## Written task
Once the pictures are set aside, transcribe the remaining data exactly.

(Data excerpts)
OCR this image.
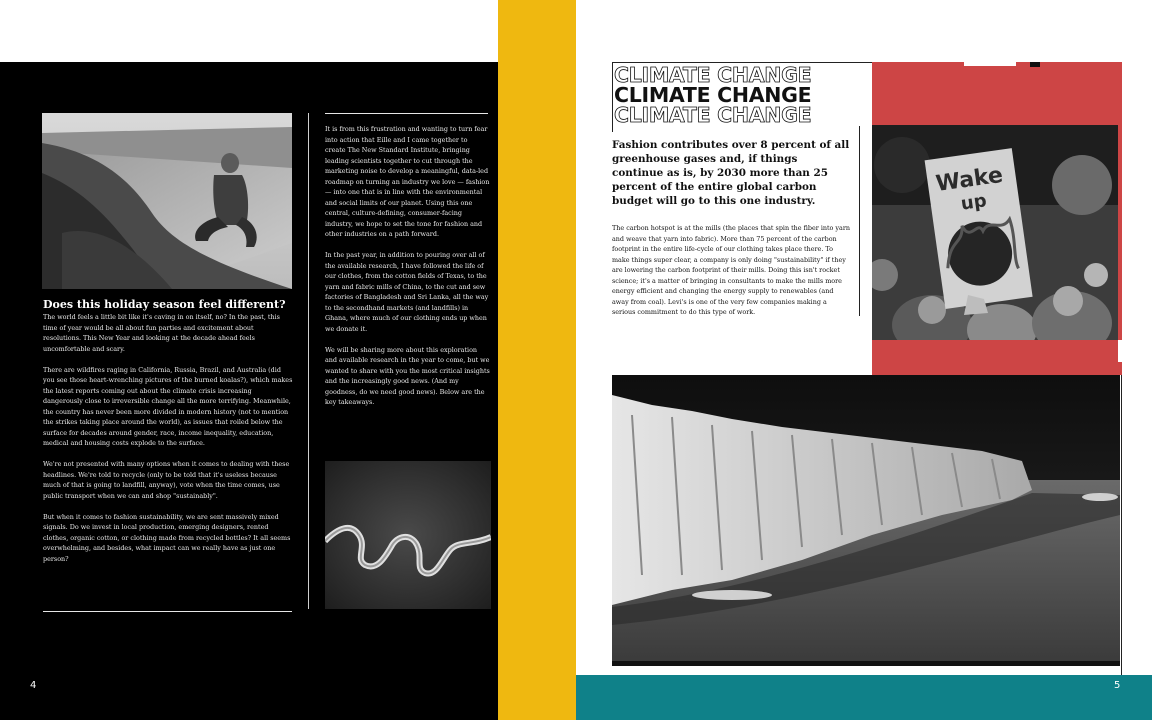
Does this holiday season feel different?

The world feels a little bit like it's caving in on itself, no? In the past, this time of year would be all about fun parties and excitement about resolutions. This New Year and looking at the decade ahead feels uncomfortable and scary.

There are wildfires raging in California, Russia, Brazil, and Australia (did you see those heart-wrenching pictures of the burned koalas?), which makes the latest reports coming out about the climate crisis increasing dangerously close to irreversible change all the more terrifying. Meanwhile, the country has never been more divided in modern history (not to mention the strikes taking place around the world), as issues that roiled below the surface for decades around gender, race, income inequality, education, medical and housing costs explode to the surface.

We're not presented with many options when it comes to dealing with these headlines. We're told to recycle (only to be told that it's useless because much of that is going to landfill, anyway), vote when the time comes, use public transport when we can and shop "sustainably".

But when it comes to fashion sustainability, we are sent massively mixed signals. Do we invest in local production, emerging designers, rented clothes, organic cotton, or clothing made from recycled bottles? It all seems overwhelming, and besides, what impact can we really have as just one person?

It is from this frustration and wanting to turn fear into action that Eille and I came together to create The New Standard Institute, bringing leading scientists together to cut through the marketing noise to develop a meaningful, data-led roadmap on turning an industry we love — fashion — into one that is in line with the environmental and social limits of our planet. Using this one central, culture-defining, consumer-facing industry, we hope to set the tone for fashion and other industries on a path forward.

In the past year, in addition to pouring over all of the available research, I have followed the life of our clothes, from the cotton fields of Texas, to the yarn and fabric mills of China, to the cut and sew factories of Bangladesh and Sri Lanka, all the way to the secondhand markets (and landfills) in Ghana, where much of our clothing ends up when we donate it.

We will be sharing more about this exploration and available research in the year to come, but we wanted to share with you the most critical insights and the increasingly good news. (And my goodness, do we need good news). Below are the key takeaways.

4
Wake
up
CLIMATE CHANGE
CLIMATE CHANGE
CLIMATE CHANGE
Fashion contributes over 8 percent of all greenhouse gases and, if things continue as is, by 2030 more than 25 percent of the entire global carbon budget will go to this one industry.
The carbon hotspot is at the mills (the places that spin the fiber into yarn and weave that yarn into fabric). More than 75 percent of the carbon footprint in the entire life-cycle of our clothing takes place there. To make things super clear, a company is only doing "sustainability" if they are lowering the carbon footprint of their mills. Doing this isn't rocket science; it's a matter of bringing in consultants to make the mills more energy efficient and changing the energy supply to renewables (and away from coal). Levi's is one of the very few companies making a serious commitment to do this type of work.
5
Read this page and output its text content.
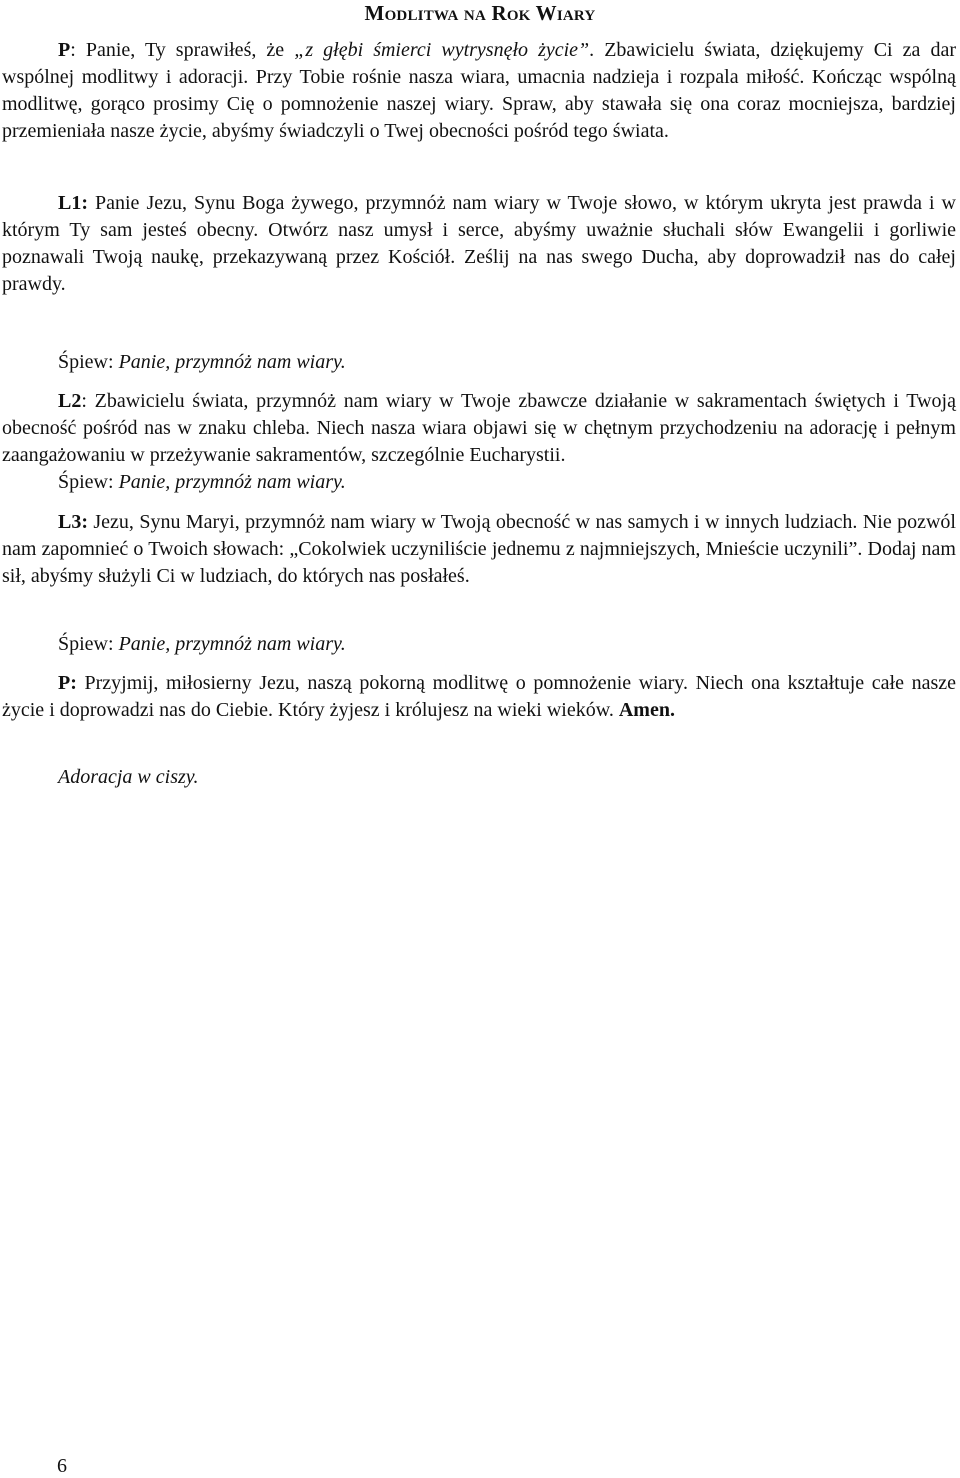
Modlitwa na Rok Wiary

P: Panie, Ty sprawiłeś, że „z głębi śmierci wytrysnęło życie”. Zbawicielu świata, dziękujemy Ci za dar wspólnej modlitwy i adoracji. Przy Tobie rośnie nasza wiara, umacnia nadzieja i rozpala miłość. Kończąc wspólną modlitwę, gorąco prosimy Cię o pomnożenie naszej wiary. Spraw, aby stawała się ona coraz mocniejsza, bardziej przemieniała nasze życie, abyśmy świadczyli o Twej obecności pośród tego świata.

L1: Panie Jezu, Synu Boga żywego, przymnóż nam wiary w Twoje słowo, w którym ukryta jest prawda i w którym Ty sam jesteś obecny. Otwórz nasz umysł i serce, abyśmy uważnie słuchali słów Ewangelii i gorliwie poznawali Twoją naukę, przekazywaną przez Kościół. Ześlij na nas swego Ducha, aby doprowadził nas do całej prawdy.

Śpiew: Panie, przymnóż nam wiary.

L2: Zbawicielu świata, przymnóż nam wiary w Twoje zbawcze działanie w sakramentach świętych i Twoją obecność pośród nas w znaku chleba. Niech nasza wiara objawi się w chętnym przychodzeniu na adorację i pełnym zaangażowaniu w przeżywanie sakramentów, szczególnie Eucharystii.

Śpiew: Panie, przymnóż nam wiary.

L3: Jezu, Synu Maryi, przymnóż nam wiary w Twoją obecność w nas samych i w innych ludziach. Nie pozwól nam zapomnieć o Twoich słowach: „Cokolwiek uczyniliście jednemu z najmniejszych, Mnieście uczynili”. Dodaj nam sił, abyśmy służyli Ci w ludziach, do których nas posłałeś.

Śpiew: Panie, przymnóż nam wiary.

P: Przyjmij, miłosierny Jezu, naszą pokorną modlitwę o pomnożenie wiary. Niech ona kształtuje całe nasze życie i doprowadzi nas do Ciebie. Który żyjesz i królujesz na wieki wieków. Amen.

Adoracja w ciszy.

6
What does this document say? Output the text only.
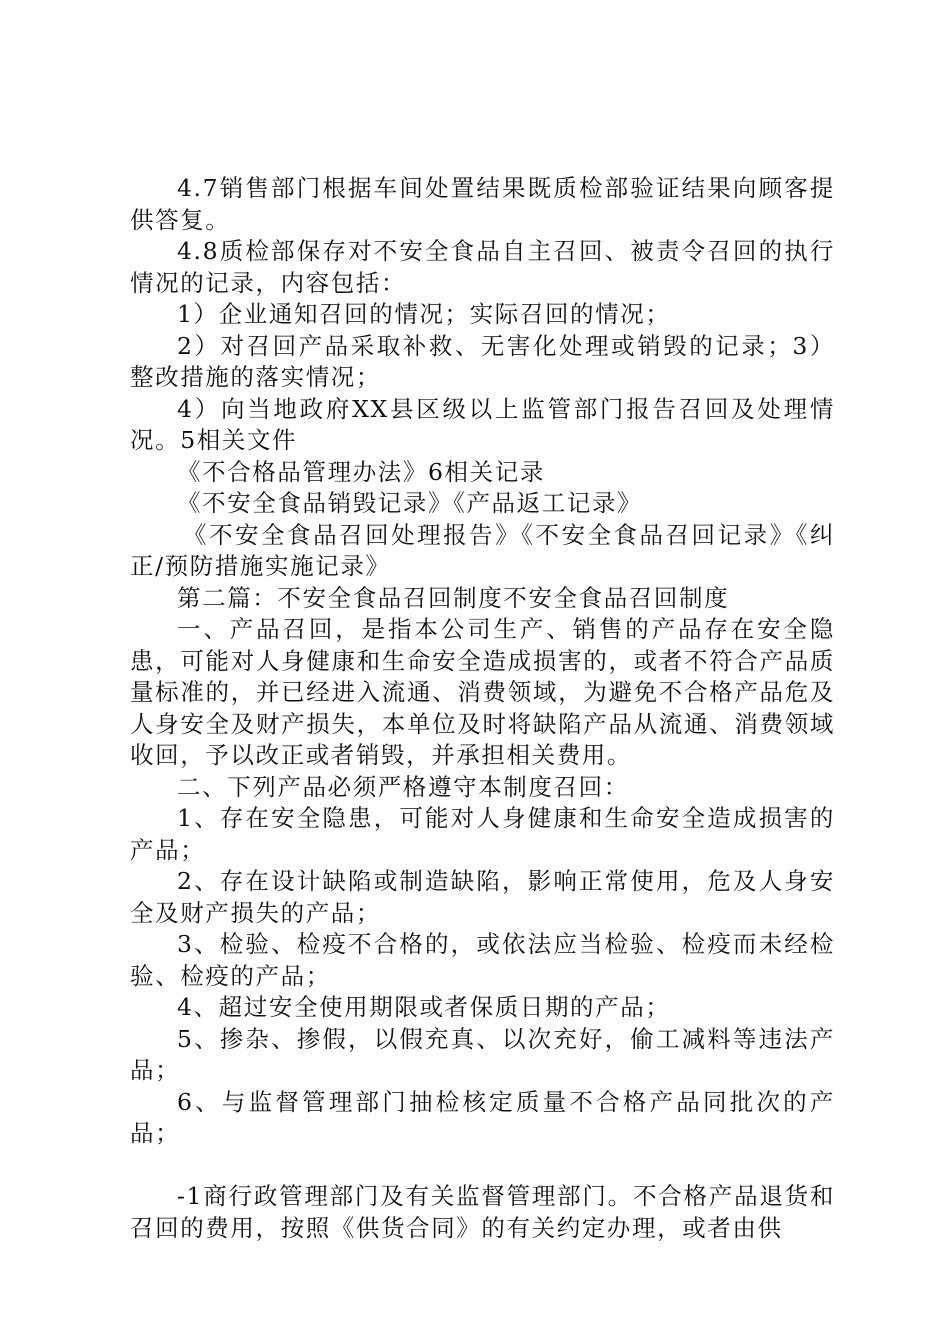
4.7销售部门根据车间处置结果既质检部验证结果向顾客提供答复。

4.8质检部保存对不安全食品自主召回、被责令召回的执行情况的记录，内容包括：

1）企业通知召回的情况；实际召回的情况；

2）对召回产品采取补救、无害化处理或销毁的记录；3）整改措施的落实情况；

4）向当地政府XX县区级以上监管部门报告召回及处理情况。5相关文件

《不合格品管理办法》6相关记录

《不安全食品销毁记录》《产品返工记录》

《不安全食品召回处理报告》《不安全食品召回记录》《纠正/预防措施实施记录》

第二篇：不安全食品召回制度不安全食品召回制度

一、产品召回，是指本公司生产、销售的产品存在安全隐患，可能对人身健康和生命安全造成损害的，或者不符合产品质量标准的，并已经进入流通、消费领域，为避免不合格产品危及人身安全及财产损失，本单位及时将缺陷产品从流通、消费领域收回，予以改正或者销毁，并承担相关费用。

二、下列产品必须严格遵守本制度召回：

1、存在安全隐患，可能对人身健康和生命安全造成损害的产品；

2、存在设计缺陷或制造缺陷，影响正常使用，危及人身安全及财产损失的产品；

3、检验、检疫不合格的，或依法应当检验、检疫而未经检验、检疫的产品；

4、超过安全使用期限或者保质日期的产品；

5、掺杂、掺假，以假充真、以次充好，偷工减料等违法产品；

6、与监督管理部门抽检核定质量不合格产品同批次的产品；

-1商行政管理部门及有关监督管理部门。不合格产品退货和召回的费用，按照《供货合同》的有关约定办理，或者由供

## Output for this exercise
OCR this image.
Does this holiday season feel different?

The world feels a little bit like it's caving in on itself, no? In the past, this time of year would be all about fun parties and excitement about resolutions. This New Year and looking at the decade ahead feels uncomfortable and scary.

There are wildfires raging in California, Russia, Brazil, and Australia (did you see those heart-wrenching pictures of the burned koalas?), which makes the latest reports coming out about the climate crisis increasing dangerously close to irreversible change all the more terrifying. Meanwhile, the country has never been more divided in modern history (not to mention the strikes taking place around the world), as issues that roiled below the surface for decades around gender, race, income inequality, education, medical and housing costs explode to the surface.

We're not presented with many options when it comes to dealing with these headlines. We're told to recycle (only to be told that it's useless because much of that is going to landfill, anyway), vote when the time comes, use public transport when we can and shop "sustainably".

But when it comes to fashion sustainability, we are sent massively mixed signals. Do we invest in local production, emerging designers, rented clothes, organic cotton, or clothing made from recycled bottles? It all seems overwhelming, and besides, what impact can we really have as just one person?

It is from this frustration and wanting to turn fear into action that Eille and I came together to create The New Standard Institute, bringing leading scientists together to cut through the marketing noise to develop a meaningful, data-led roadmap on turning an industry we love — fashion — into one that is in line with the environmental and social limits of our planet. Using this one central, culture-defining, consumer-facing industry, we hope to set the tone for fashion and other industries on a path forward.

In the past year, in addition to pouring over all of the available research, I have followed the life of our clothes, from the cotton fields of Texas, to the yarn and fabric mills of China, to the cut and sew factories of Bangladesh and Sri Lanka, all the way to the secondhand markets (and landfills) in Ghana, where much of our clothing ends up when we donate it.

We will be sharing more about this exploration and available research in the year to come, but we wanted to share with you the most critical insights and the increasingly good news. (And my goodness, do we need good news). Below are the key takeaways.

4
Wake
up
CLIMATE CHANGE
CLIMATE CHANGE
CLIMATE CHANGE
Fashion contributes over 8 percent of all greenhouse gases and, if things continue as is, by 2030 more than 25 percent of the entire global carbon budget will go to this one industry.
The carbon hotspot is at the mills (the places that spin the fiber into yarn and weave that yarn into fabric). More than 75 percent of the carbon footprint in the entire life-cycle of our clothing takes place there. To make things super clear, a company is only doing "sustainability" if they are lowering the carbon footprint of their mills. Doing this isn't rocket science; it's a matter of bringing in consultants to make the mills more energy efficient and changing the energy supply to renewables (and away from coal). Levi's is one of the very few companies making a serious commitment to do this type of work.
5
Read this page and output its text content.
Modlitwa na Rok Wiary

P: Panie, Ty sprawiłeś, że „z głębi śmierci wytrysnęło życie”. Zbawicielu świata, dziękujemy Ci za dar wspólnej modlitwy i adoracji. Przy Tobie rośnie nasza wiara, umacnia nadzieja i rozpala miłość. Kończąc wspólną modlitwę, gorąco prosimy Cię o pomnożenie naszej wiary. Spraw, aby stawała się ona coraz mocniejsza, bardziej przemieniała nasze życie, abyśmy świadczyli o Twej obecności pośród tego świata.

L1: Panie Jezu, Synu Boga żywego, przymnóż nam wiary w Twoje słowo, w którym ukryta jest prawda i w którym Ty sam jesteś obecny. Otwórz nasz umysł i serce, abyśmy uważnie słuchali słów Ewangelii i gorliwie poznawali Twoją naukę, przekazywaną przez Kościół. Ześlij na nas swego Ducha, aby doprowadził nas do całej prawdy.

Śpiew: Panie, przymnóż nam wiary.

L2: Zbawicielu świata, przymnóż nam wiary w Twoje zbawcze działanie w sakramentach świętych i Twoją obecność pośród nas w znaku chleba. Niech nasza wiara objawi się w chętnym przychodzeniu na adorację i pełnym zaangażowaniu w przeżywanie sakramentów, szczególnie Eucharystii.

Śpiew: Panie, przymnóż nam wiary.

L3: Jezu, Synu Maryi, przymnóż nam wiary w Twoją obecność w nas samych i w innych ludziach. Nie pozwól nam zapomnieć o Twoich słowach: „Cokolwiek uczyniliście jednemu z najmniejszych, Mnieście uczynili”. Dodaj nam sił, abyśmy służyli Ci w ludziach, do których nas posłałeś.

Śpiew: Panie, przymnóż nam wiary.

P: Przyjmij, miłosierny Jezu, naszą pokorną modlitwę o pomnożenie wiary. Niech ona kształtuje całe nasze życie i doprowadzi nas do Ciebie. Który żyjesz i królujesz na wieki wieków. Amen.

Adoracja w ciszy.

6
What does this document say? Output the text only.
4.7销售部门根据车间处置结果既质检部验证结果向顾客提供答复。

4.8质检部保存对不安全食品自主召回、被责令召回的执行情况的记录，内容包括：

1）企业通知召回的情况；实际召回的情况；

2）对召回产品采取补救、无害化处理或销毁的记录；3）整改措施的落实情况；

4）向当地政府XX县区级以上监管部门报告召回及处理情况。5相关文件

《不合格品管理办法》6相关记录

《不安全食品销毁记录》《产品返工记录》

《不安全食品召回处理报告》《不安全食品召回记录》《纠正/预防措施实施记录》

第二篇：不安全食品召回制度不安全食品召回制度

一、产品召回，是指本公司生产、销售的产品存在安全隐患，可能对人身健康和生命安全造成损害的，或者不符合产品质量标准的，并已经进入流通、消费领域，为避免不合格产品危及人身安全及财产损失，本单位及时将缺陷产品从流通、消费领域收回，予以改正或者销毁，并承担相关费用。

二、下列产品必须严格遵守本制度召回：

1、存在安全隐患，可能对人身健康和生命安全造成损害的产品；

2、存在设计缺陷或制造缺陷，影响正常使用，危及人身安全及财产损失的产品；

3、检验、检疫不合格的，或依法应当检验、检疫而未经检验、检疫的产品；

4、超过安全使用期限或者保质日期的产品；

5、掺杂、掺假，以假充真、以次充好，偷工减料等违法产品；

6、与监督管理部门抽检核定质量不合格产品同批次的产品；

-1商行政管理部门及有关监督管理部门。不合格产品退货和召回的费用，按照《供货合同》的有关约定办理，或者由供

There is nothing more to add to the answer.